Supplied entries:
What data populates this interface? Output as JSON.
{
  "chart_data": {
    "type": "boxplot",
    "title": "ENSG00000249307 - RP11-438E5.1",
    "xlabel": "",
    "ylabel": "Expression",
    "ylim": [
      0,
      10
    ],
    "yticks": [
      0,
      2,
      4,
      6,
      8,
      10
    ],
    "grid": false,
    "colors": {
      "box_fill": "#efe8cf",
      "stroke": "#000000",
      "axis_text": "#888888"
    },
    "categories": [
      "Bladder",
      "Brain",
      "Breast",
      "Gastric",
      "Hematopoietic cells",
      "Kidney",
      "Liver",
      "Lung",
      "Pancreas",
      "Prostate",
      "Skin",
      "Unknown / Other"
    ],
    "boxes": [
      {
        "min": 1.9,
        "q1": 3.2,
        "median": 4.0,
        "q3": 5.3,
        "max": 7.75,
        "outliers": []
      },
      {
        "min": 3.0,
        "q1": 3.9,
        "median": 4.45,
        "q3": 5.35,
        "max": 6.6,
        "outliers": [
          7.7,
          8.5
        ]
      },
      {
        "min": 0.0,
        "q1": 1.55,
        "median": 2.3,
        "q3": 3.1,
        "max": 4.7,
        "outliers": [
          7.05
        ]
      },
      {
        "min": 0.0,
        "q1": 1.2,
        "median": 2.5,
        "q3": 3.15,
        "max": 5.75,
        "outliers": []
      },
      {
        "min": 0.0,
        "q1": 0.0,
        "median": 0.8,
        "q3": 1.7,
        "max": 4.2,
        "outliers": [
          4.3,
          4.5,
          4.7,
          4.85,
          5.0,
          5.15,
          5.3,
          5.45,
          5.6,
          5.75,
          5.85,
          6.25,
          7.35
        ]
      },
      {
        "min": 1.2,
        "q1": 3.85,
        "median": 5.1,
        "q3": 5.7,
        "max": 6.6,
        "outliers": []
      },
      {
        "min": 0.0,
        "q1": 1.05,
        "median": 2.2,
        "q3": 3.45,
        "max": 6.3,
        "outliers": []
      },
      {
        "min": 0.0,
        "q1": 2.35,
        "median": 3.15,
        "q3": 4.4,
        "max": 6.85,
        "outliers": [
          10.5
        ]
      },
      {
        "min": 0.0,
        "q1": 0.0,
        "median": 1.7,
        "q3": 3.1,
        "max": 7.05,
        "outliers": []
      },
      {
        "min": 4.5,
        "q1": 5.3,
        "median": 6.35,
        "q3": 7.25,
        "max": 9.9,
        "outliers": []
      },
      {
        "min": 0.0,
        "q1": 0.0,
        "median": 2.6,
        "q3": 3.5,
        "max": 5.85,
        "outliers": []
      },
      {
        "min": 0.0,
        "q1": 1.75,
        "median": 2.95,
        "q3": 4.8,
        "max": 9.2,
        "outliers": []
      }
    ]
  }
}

Required action:
What number of lines in the data contain the word "median"? Give the number and nothing else.

Written reply:
12